Lines containing the word "atap" are the ones to copy from the records below.

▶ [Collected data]

+ + +

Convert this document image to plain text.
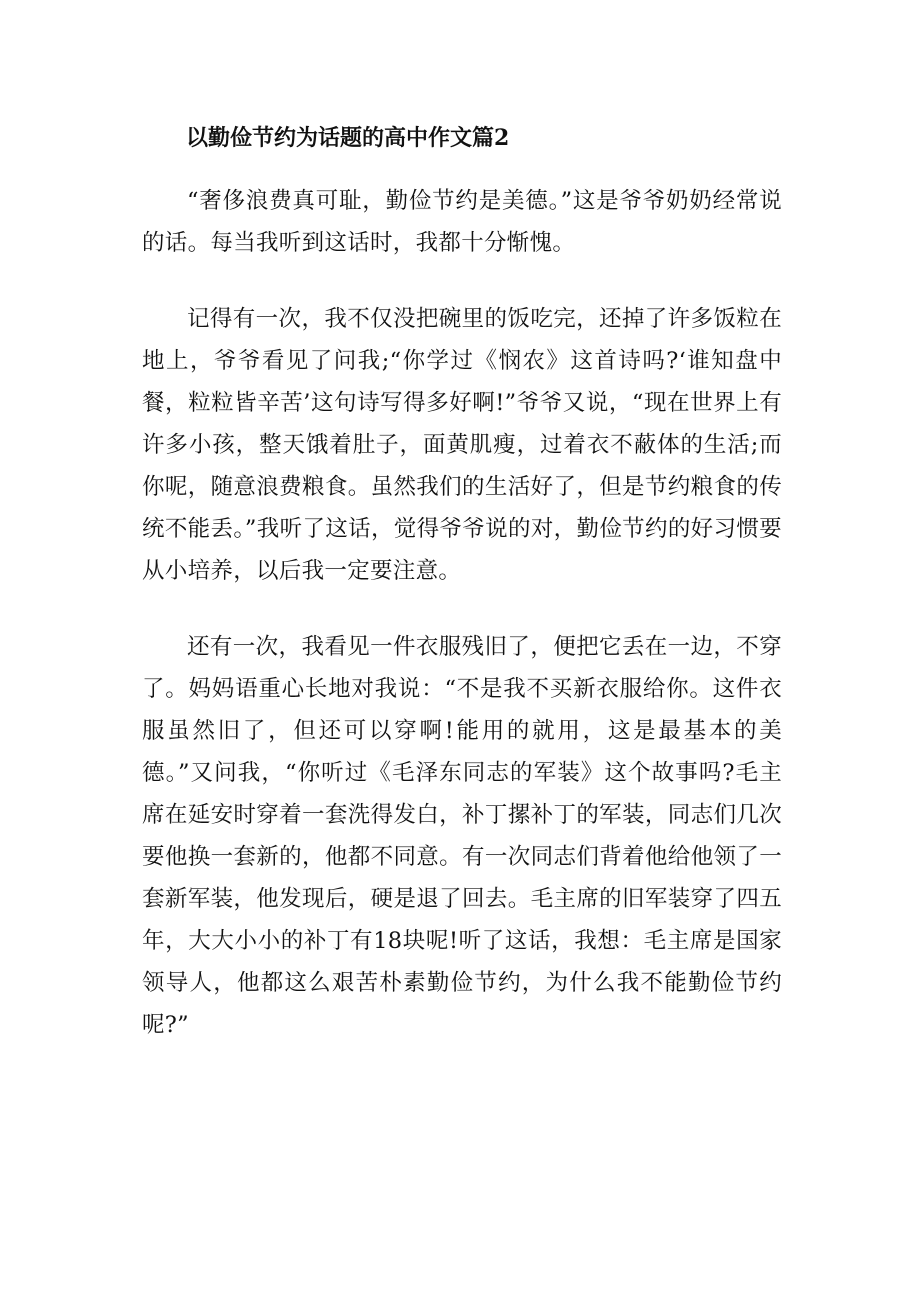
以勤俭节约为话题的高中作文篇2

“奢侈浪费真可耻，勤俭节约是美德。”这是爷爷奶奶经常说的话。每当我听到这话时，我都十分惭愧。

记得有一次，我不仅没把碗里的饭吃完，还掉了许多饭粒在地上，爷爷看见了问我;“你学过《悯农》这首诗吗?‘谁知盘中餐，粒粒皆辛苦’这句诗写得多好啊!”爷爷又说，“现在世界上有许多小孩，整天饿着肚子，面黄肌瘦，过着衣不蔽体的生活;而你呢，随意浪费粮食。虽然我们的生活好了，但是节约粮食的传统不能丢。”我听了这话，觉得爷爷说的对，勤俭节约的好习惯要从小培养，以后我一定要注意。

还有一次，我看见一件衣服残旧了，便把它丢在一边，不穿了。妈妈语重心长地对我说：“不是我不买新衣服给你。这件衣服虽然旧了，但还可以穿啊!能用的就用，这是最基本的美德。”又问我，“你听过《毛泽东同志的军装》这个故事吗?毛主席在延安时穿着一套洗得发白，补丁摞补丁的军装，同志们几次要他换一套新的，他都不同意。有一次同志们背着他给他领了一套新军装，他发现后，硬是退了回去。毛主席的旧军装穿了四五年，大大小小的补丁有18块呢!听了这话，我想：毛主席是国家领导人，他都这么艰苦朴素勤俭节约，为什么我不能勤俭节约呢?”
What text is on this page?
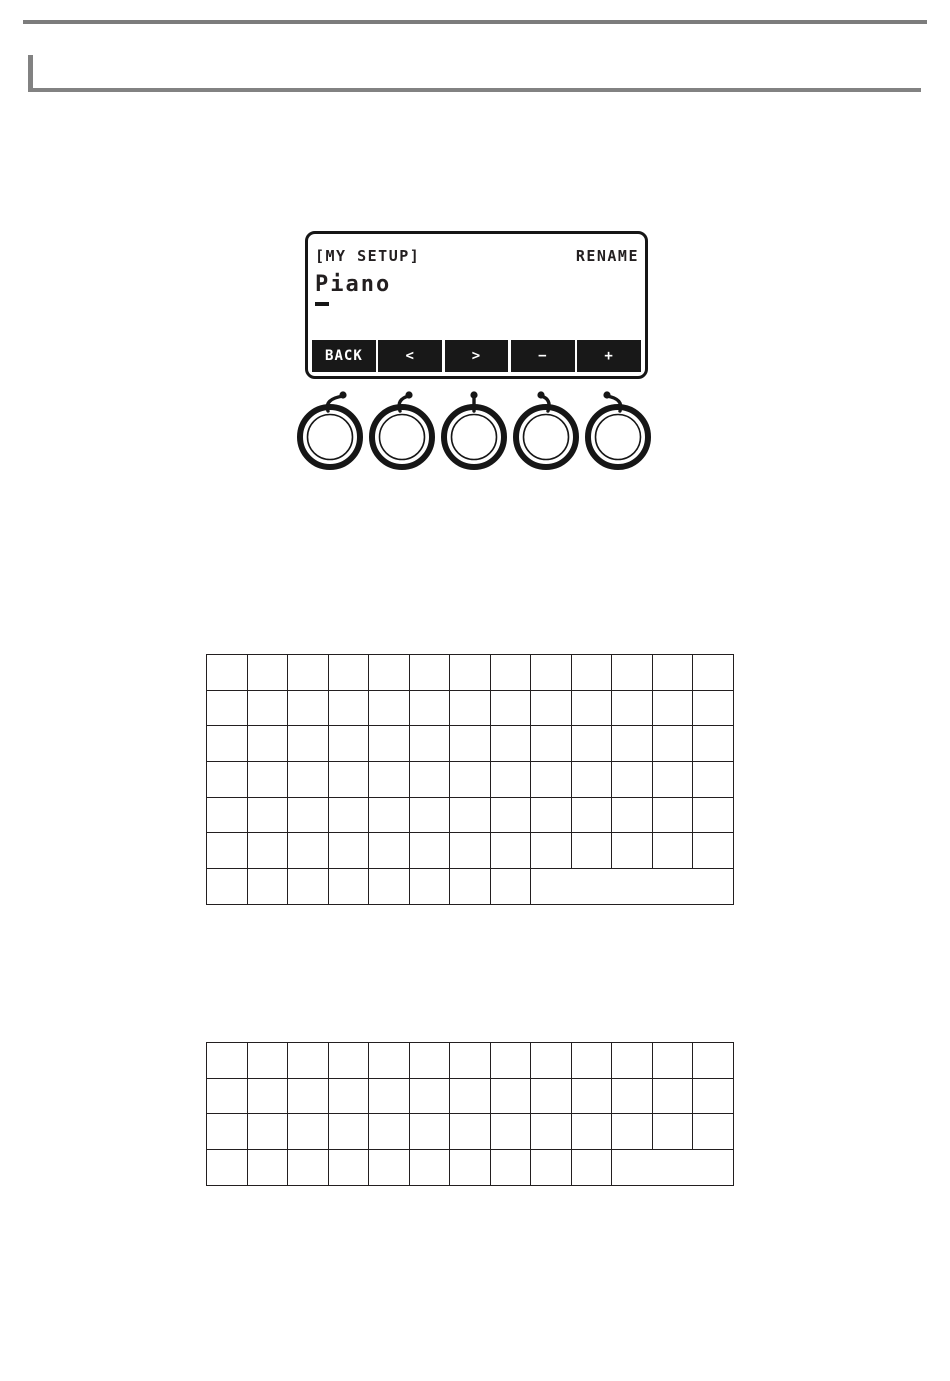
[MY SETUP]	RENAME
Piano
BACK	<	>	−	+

+ + +

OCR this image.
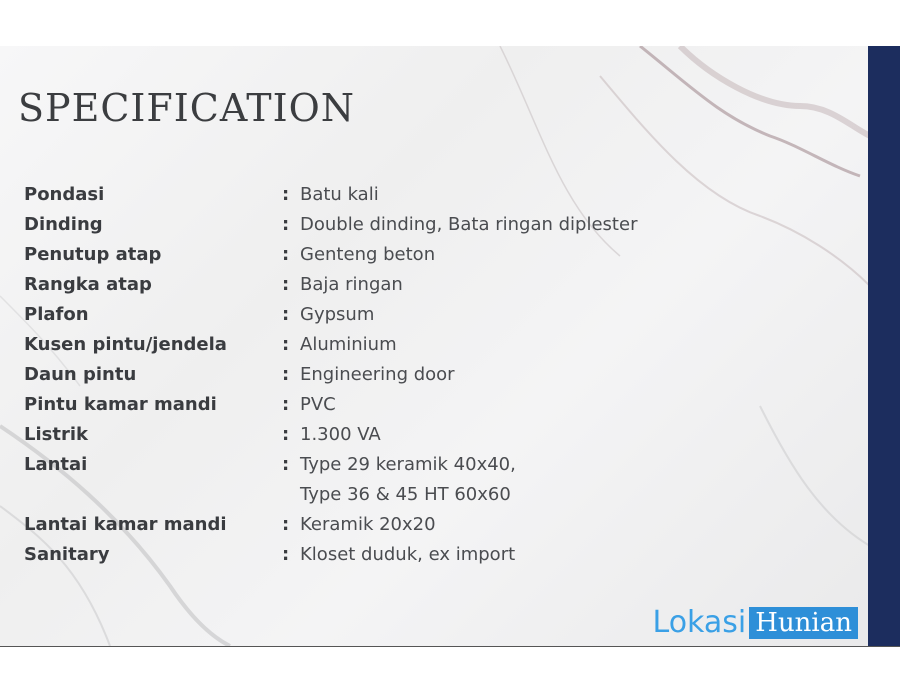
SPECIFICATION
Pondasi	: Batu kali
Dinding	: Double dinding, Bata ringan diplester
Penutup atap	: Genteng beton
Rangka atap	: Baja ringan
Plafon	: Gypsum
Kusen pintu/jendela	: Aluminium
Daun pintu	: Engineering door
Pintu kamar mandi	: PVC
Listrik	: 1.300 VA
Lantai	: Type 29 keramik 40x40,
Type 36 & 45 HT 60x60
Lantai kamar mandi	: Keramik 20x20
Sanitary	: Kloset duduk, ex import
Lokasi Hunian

+ + +

▶ [SOLUTION TO THE PROBLEM]
Penutup atap	: Genteng beton
Rangka atap	: Baja ringan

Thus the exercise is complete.